**Work to do**
Nothing should be left out: output all of the entries exactly.

**Task material**
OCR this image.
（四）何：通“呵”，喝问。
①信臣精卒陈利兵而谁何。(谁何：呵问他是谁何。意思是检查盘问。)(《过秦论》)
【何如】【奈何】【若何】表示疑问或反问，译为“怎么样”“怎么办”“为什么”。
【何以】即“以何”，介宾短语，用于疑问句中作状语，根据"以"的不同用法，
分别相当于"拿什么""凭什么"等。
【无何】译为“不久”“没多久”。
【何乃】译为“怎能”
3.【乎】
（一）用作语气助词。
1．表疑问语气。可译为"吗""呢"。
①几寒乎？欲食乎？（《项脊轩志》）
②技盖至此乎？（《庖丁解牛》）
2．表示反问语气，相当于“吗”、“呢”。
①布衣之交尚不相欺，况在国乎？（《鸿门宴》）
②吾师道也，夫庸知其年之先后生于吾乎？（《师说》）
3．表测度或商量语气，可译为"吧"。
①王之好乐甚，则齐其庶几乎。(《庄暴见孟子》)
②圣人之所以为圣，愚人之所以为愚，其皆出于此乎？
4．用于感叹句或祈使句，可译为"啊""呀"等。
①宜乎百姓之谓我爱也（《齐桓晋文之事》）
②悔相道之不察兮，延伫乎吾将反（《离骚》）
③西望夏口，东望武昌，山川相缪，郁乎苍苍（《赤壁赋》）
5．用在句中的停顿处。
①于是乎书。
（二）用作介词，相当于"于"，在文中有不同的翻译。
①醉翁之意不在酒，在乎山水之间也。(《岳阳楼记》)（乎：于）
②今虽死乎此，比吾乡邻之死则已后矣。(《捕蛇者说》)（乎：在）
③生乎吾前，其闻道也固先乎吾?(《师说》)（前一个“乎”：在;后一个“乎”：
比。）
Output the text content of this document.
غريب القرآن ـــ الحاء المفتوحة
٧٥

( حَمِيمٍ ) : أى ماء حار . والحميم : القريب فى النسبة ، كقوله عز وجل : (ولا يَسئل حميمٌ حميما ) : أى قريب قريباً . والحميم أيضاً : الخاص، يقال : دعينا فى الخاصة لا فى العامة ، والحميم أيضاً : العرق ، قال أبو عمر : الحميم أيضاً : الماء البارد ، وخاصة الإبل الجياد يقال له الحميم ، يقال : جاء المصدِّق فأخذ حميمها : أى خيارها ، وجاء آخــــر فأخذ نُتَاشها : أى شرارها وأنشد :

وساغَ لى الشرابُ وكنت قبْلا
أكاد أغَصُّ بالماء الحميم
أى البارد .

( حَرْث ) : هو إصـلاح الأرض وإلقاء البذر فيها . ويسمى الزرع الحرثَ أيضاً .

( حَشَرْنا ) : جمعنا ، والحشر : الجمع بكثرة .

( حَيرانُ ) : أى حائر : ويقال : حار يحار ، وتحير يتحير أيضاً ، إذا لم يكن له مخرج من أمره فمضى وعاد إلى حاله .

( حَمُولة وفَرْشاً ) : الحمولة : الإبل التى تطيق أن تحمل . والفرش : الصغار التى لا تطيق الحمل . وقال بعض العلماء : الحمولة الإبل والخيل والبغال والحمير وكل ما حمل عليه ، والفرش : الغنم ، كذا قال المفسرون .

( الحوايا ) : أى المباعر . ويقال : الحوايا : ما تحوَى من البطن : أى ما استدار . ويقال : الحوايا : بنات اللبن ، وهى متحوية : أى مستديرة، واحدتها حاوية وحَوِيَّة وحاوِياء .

**Solution to this problem**
OCR this image.
（四）何：通“呵”，喝问。
①信臣精卒陈利兵而谁何。(谁何：呵问他是谁何。意思是检查盘问。)(《过秦论》)
【何如】【奈何】【若何】表示疑问或反问，译为“怎么样”“怎么办”“为什么”。
【何以】即“以何”，介宾短语，用于疑问句中作状语，根据"以"的不同用法，
分别相当于"拿什么""凭什么"等。
【无何】译为“不久”“没多久”。
【何乃】译为“怎能”
3.【乎】
（一）用作语气助词。
1．表疑问语气。可译为"吗""呢"。
①几寒乎？欲食乎？（《项脊轩志》）
②技盖至此乎？（《庖丁解牛》）
2．表示反问语气，相当于“吗”、“呢”。
①布衣之交尚不相欺，况在国乎？（《鸿门宴》）
②吾师道也，夫庸知其年之先后生于吾乎？（《师说》）
3．表测度或商量语气，可译为"吧"。
①王之好乐甚，则齐其庶几乎。(《庄暴见孟子》)
②圣人之所以为圣，愚人之所以为愚，其皆出于此乎？
4．用于感叹句或祈使句，可译为"啊""呀"等。
①宜乎百姓之谓我爱也（《齐桓晋文之事》）
②悔相道之不察兮，延伫乎吾将反（《离骚》）
③西望夏口，东望武昌，山川相缪，郁乎苍苍（《赤壁赋》）
5．用在句中的停顿处。
①于是乎书。
（二）用作介词，相当于"于"，在文中有不同的翻译。
①醉翁之意不在酒，在乎山水之间也。(《岳阳楼记》)（乎：于）
②今虽死乎此，比吾乡邻之死则已后矣。(《捕蛇者说》)（乎：在）
③生乎吾前，其闻道也固先乎吾?(《师说》)（前一个“乎”：在;后一个“乎”：
比。）
Output the text content of this document.
غريب القرآن ـــ الحاء المفتوحة
٧٥

( حَمِيمٍ ) : أى ماء حار . والحميم : القريب فى النسبة ، كقوله عز وجل : (ولا يَسئل حميمٌ حميما ) : أى قريب قريباً . والحميم أيضاً : الخاص، يقال : دعينا فى الخاصة لا فى العامة ، والحميم أيضاً : العرق ، قال أبو عمر : الحميم أيضاً : الماء البارد ، وخاصة الإبل الجياد يقال له الحميم ، يقال : جاء المصدِّق فأخذ حميمها : أى خيارها ، وجاء آخــــر فأخذ نُتَاشها : أى شرارها وأنشد :

وساغَ لى الشرابُ وكنت قبْلا
أكاد أغَصُّ بالماء الحميم
أى البارد .

( حَرْث ) : هو إصـلاح الأرض وإلقاء البذر فيها . ويسمى الزرع الحرثَ أيضاً .

( حَشَرْنا ) : جمعنا ، والحشر : الجمع بكثرة .

( حَيرانُ ) : أى حائر : ويقال : حار يحار ، وتحير يتحير أيضاً ، إذا لم يكن له مخرج من أمره فمضى وعاد إلى حاله .

( حَمُولة وفَرْشاً ) : الحمولة : الإبل التى تطيق أن تحمل . والفرش : الصغار التى لا تطيق الحمل . وقال بعض العلماء : الحمولة الإبل والخيل والبغال والحمير وكل ما حمل عليه ، والفرش : الغنم ، كذا قال المفسرون .

( الحوايا ) : أى المباعر . ويقال : الحوايا : ما تحوَى من البطن : أى ما استدار . ويقال : الحوايا : بنات اللبن ، وهى متحوية : أى مستديرة، واحدتها حاوية وحَوِيَّة وحاوِياء .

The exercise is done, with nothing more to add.